**Given entries**
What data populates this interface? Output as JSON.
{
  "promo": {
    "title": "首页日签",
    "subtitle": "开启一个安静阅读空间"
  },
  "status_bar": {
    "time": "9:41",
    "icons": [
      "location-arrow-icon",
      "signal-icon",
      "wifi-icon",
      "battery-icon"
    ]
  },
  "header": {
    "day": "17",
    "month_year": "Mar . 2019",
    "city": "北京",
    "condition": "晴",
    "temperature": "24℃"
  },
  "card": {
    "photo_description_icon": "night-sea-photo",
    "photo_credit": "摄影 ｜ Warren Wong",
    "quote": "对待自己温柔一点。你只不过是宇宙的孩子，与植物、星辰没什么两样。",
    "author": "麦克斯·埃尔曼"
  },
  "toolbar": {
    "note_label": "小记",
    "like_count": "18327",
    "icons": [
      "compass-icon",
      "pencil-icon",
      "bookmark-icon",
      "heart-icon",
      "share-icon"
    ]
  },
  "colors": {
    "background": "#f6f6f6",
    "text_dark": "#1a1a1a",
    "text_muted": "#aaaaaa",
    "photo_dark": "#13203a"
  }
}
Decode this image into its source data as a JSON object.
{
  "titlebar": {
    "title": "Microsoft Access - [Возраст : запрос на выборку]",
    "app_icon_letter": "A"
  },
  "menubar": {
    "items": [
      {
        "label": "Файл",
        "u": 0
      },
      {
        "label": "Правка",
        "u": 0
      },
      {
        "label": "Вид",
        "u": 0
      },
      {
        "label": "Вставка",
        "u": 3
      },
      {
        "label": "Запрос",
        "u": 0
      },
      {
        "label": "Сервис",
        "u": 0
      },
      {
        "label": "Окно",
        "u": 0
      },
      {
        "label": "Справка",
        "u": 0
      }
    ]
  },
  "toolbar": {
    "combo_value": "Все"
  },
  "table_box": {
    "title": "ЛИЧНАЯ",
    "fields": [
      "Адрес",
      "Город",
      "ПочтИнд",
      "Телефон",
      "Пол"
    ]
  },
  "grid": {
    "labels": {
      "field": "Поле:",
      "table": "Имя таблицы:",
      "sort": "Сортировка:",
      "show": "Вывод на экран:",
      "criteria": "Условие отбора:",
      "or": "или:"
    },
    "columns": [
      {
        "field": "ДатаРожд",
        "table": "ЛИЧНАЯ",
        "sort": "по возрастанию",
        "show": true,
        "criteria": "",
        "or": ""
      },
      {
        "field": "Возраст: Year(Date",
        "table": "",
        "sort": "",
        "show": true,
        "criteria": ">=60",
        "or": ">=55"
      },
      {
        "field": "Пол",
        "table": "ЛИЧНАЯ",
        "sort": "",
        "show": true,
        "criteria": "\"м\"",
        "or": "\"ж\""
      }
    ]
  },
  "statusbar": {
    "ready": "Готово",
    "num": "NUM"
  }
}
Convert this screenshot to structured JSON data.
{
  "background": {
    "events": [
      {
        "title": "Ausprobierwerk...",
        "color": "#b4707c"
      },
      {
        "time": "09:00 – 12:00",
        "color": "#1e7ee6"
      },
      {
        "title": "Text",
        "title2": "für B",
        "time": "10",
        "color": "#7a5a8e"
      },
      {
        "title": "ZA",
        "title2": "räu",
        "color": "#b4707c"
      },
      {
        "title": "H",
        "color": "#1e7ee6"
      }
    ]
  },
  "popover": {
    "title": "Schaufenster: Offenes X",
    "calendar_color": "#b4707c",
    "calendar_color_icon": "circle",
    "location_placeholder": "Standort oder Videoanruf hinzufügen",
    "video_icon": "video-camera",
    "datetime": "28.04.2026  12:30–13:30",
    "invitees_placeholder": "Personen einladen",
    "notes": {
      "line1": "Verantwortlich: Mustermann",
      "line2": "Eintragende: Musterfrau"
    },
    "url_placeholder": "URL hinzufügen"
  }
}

**Instructions for the task**
Show each line of the listing that holds the string "this".

**Reply**
What data populates this interface? Output as JSON.
Decode this image into its source data as a JSON object.
Convert this screenshot to structured JSON data.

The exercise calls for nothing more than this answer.